_WHAT THIS TASK INVOLVES_
Select the lines below containing the word "สามารถด".

_DATA TO USE_
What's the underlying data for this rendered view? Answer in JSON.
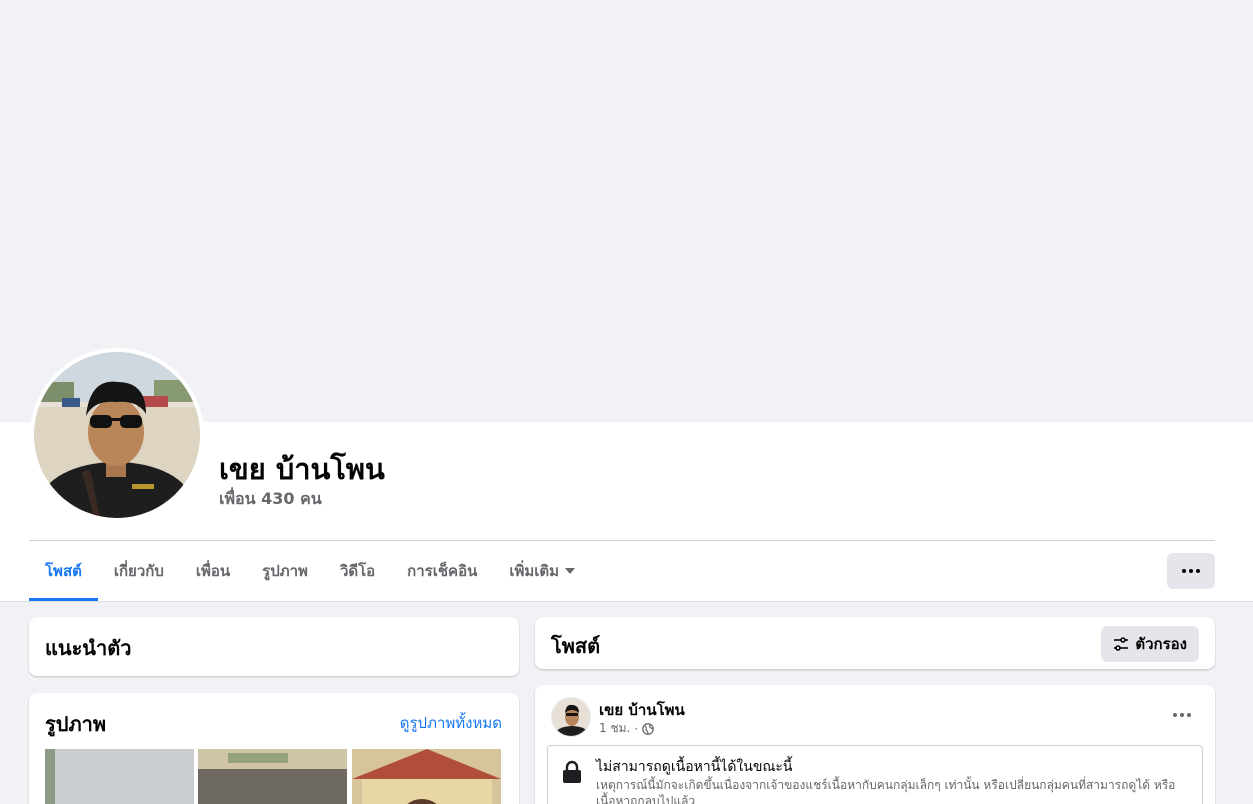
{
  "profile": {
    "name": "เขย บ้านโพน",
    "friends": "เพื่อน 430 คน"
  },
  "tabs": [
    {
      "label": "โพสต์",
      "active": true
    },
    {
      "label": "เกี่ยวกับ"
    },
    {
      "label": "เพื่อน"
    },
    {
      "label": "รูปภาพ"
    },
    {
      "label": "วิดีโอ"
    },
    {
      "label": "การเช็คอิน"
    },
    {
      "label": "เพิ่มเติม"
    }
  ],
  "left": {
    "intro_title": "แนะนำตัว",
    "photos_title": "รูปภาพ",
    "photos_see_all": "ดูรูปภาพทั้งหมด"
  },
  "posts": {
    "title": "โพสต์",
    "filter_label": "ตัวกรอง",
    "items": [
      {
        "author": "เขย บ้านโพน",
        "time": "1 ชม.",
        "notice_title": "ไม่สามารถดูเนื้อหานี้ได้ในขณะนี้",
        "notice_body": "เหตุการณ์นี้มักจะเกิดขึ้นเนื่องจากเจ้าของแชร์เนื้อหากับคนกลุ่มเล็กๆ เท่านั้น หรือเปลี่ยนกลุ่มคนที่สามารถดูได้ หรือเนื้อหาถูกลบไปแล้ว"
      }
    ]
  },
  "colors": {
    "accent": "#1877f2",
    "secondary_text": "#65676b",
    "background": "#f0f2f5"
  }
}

_REPLY TO THE TASK_
        "notice_title": "ไม่สามารถดูเนื้อหานี้ได้ในขณะนี้",
        "notice_body": "เหตุการณ์นี้มักจะเกิดขึ้นเนื่องจากเจ้าของแชร์เนื้อหากับคนกลุ่มเล็กๆ เท่านั้น หรือเปลี่ยนกลุ่มคนที่สามารถดูได้ หรือเนื้อหาถูกลบไปแล้ว"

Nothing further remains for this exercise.